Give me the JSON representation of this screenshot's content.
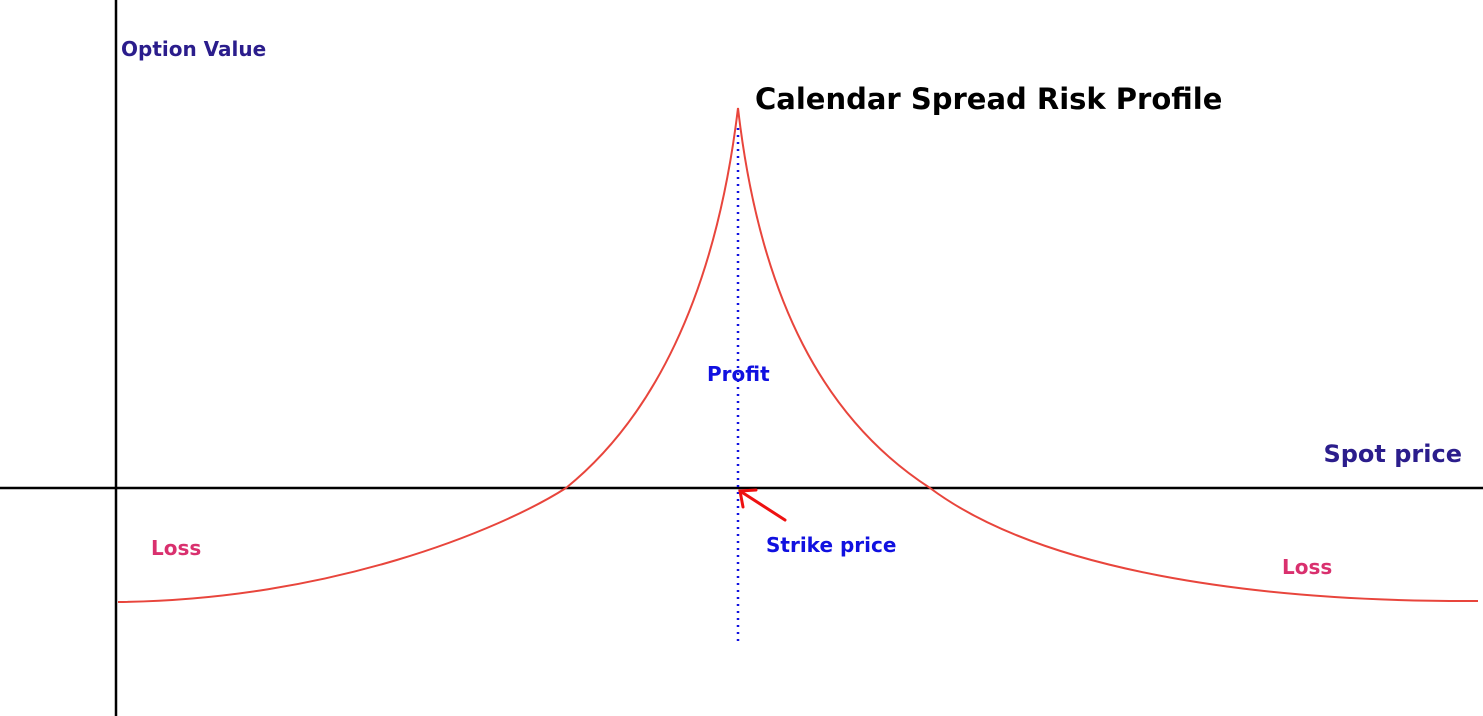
{
  "title": "Calendar Spread Risk Profile",
  "labels": {
    "y_axis": "Option Value",
    "x_axis": "Spot price",
    "profit": "Profit",
    "strike": "Strike price",
    "loss_left": "Loss",
    "loss_right": "Loss"
  },
  "colors": {
    "axis": "#000000",
    "curve": "#e8453c",
    "strike_line": "#1010e0",
    "axis_label": "#2b1d8c",
    "profit_label": "#1010e0",
    "loss_label": "#d9306e",
    "arrow": "#ee1111",
    "title": "#000000"
  }
}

_Problem description_
Each record above should be copied character for character, with pictures dropped.

_Answer to this exercise_
Give me the JSON representation of this screenshot's content.
{
  "title": "Calendar Spread Risk Profile",
  "labels": {
    "y_axis": "Option Value",
    "x_axis": "Spot price",
    "profit": "Profit",
    "strike": "Strike price",
    "loss_left": "Loss",
    "loss_right": "Loss"
  },
  "colors": {
    "axis": "#000000",
    "curve": "#e8453c",
    "strike_line": "#1010e0",
    "axis_label": "#2b1d8c",
    "profit_label": "#1010e0",
    "loss_label": "#d9306e",
    "arrow": "#ee1111",
    "title": "#000000"
  }
}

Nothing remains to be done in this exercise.